Start of ENTRIES SHOWN

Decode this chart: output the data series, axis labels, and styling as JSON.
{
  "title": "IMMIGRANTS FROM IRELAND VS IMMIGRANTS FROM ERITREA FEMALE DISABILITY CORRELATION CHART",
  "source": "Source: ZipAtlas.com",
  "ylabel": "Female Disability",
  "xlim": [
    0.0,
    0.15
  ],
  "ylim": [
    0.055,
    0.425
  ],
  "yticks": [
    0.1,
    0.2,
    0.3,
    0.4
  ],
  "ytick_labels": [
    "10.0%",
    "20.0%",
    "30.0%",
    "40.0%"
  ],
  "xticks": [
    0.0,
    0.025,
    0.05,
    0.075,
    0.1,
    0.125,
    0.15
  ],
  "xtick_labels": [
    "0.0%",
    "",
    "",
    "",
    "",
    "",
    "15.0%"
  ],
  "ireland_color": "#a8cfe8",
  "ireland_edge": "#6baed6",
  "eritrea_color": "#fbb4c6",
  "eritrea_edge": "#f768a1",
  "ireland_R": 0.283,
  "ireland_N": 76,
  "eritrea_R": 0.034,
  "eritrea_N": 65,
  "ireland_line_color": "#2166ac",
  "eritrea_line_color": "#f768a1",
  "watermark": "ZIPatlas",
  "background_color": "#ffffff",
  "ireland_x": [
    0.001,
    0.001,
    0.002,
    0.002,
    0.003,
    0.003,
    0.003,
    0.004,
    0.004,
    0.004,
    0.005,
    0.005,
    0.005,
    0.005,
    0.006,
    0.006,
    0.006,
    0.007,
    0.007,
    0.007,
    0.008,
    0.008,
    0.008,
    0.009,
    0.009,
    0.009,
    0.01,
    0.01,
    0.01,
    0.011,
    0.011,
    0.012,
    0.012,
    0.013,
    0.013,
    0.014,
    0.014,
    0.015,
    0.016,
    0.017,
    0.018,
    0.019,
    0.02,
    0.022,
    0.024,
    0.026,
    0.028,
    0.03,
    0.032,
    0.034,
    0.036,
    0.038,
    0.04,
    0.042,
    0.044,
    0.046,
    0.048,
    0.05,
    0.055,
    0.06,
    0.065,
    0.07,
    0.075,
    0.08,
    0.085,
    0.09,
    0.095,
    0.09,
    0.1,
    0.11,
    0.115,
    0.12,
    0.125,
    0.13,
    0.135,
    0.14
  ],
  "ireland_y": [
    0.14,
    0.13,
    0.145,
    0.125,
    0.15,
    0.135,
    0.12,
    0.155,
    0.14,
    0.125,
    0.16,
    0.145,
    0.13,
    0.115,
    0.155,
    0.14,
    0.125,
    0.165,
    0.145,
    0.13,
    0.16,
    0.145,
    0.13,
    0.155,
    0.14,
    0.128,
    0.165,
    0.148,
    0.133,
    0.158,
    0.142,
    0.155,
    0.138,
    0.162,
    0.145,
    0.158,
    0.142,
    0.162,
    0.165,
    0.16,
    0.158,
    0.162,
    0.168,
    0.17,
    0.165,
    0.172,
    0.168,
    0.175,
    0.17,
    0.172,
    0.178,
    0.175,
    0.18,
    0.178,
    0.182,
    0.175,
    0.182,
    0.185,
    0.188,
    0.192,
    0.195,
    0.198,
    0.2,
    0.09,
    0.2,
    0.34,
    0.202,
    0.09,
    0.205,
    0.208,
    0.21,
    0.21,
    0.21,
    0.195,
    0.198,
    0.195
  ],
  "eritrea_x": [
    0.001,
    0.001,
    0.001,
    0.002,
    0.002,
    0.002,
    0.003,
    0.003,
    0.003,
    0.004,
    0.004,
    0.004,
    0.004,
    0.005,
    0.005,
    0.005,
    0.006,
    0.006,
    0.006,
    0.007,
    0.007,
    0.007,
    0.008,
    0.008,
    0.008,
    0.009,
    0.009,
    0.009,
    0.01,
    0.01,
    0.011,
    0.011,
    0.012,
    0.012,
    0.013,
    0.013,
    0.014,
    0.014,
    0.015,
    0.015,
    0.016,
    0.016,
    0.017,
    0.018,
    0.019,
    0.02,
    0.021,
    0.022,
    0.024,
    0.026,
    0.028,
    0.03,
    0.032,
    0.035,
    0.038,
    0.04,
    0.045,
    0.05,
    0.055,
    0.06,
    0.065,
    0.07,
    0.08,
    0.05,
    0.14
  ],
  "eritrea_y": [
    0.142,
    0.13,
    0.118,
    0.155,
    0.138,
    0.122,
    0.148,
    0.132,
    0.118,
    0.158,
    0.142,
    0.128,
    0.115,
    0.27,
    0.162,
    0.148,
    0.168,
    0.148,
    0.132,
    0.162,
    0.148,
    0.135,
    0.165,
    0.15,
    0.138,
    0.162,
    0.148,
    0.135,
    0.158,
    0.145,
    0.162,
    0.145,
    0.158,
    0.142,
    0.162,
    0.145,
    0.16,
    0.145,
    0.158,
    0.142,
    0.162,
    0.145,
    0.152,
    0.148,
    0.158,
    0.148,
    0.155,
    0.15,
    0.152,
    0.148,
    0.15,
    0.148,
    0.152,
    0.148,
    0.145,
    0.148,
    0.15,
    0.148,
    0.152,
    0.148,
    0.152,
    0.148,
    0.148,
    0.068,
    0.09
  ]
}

End of ENTRIES SHOWN

_WRITTEN EXERCISE_. Reproduce each line of the material above precisely.

_FULL ANSWER_.
Decode this chart: output the data series, axis labels, and styling as JSON.
{
  "title": "IMMIGRANTS FROM IRELAND VS IMMIGRANTS FROM ERITREA FEMALE DISABILITY CORRELATION CHART",
  "source": "Source: ZipAtlas.com",
  "ylabel": "Female Disability",
  "xlim": [
    0.0,
    0.15
  ],
  "ylim": [
    0.055,
    0.425
  ],
  "yticks": [
    0.1,
    0.2,
    0.3,
    0.4
  ],
  "ytick_labels": [
    "10.0%",
    "20.0%",
    "30.0%",
    "40.0%"
  ],
  "xticks": [
    0.0,
    0.025,
    0.05,
    0.075,
    0.1,
    0.125,
    0.15
  ],
  "xtick_labels": [
    "0.0%",
    "",
    "",
    "",
    "",
    "",
    "15.0%"
  ],
  "ireland_color": "#a8cfe8",
  "ireland_edge": "#6baed6",
  "eritrea_color": "#fbb4c6",
  "eritrea_edge": "#f768a1",
  "ireland_R": 0.283,
  "ireland_N": 76,
  "eritrea_R": 0.034,
  "eritrea_N": 65,
  "ireland_line_color": "#2166ac",
  "eritrea_line_color": "#f768a1",
  "watermark": "ZIPatlas",
  "background_color": "#ffffff",
  "ireland_x": [
    0.001,
    0.001,
    0.002,
    0.002,
    0.003,
    0.003,
    0.003,
    0.004,
    0.004,
    0.004,
    0.005,
    0.005,
    0.005,
    0.005,
    0.006,
    0.006,
    0.006,
    0.007,
    0.007,
    0.007,
    0.008,
    0.008,
    0.008,
    0.009,
    0.009,
    0.009,
    0.01,
    0.01,
    0.01,
    0.011,
    0.011,
    0.012,
    0.012,
    0.013,
    0.013,
    0.014,
    0.014,
    0.015,
    0.016,
    0.017,
    0.018,
    0.019,
    0.02,
    0.022,
    0.024,
    0.026,
    0.028,
    0.03,
    0.032,
    0.034,
    0.036,
    0.038,
    0.04,
    0.042,
    0.044,
    0.046,
    0.048,
    0.05,
    0.055,
    0.06,
    0.065,
    0.07,
    0.075,
    0.08,
    0.085,
    0.09,
    0.095,
    0.09,
    0.1,
    0.11,
    0.115,
    0.12,
    0.125,
    0.13,
    0.135,
    0.14
  ],
  "ireland_y": [
    0.14,
    0.13,
    0.145,
    0.125,
    0.15,
    0.135,
    0.12,
    0.155,
    0.14,
    0.125,
    0.16,
    0.145,
    0.13,
    0.115,
    0.155,
    0.14,
    0.125,
    0.165,
    0.145,
    0.13,
    0.16,
    0.145,
    0.13,
    0.155,
    0.14,
    0.128,
    0.165,
    0.148,
    0.133,
    0.158,
    0.142,
    0.155,
    0.138,
    0.162,
    0.145,
    0.158,
    0.142,
    0.162,
    0.165,
    0.16,
    0.158,
    0.162,
    0.168,
    0.17,
    0.165,
    0.172,
    0.168,
    0.175,
    0.17,
    0.172,
    0.178,
    0.175,
    0.18,
    0.178,
    0.182,
    0.175,
    0.182,
    0.185,
    0.188,
    0.192,
    0.195,
    0.198,
    0.2,
    0.09,
    0.2,
    0.34,
    0.202,
    0.09,
    0.205,
    0.208,
    0.21,
    0.21,
    0.21,
    0.195,
    0.198,
    0.195
  ],
  "eritrea_x": [
    0.001,
    0.001,
    0.001,
    0.002,
    0.002,
    0.002,
    0.003,
    0.003,
    0.003,
    0.004,
    0.004,
    0.004,
    0.004,
    0.005,
    0.005,
    0.005,
    0.006,
    0.006,
    0.006,
    0.007,
    0.007,
    0.007,
    0.008,
    0.008,
    0.008,
    0.009,
    0.009,
    0.009,
    0.01,
    0.01,
    0.011,
    0.011,
    0.012,
    0.012,
    0.013,
    0.013,
    0.014,
    0.014,
    0.015,
    0.015,
    0.016,
    0.016,
    0.017,
    0.018,
    0.019,
    0.02,
    0.021,
    0.022,
    0.024,
    0.026,
    0.028,
    0.03,
    0.032,
    0.035,
    0.038,
    0.04,
    0.045,
    0.05,
    0.055,
    0.06,
    0.065,
    0.07,
    0.08,
    0.05,
    0.14
  ],
  "eritrea_y": [
    0.142,
    0.13,
    0.118,
    0.155,
    0.138,
    0.122,
    0.148,
    0.132,
    0.118,
    0.158,
    0.142,
    0.128,
    0.115,
    0.27,
    0.162,
    0.148,
    0.168,
    0.148,
    0.132,
    0.162,
    0.148,
    0.135,
    0.165,
    0.15,
    0.138,
    0.162,
    0.148,
    0.135,
    0.158,
    0.145,
    0.162,
    0.145,
    0.158,
    0.142,
    0.162,
    0.145,
    0.16,
    0.145,
    0.158,
    0.142,
    0.162,
    0.145,
    0.152,
    0.148,
    0.158,
    0.148,
    0.155,
    0.15,
    0.152,
    0.148,
    0.15,
    0.148,
    0.152,
    0.148,
    0.145,
    0.148,
    0.15,
    0.148,
    0.152,
    0.148,
    0.152,
    0.148,
    0.148,
    0.068,
    0.09
  ]
}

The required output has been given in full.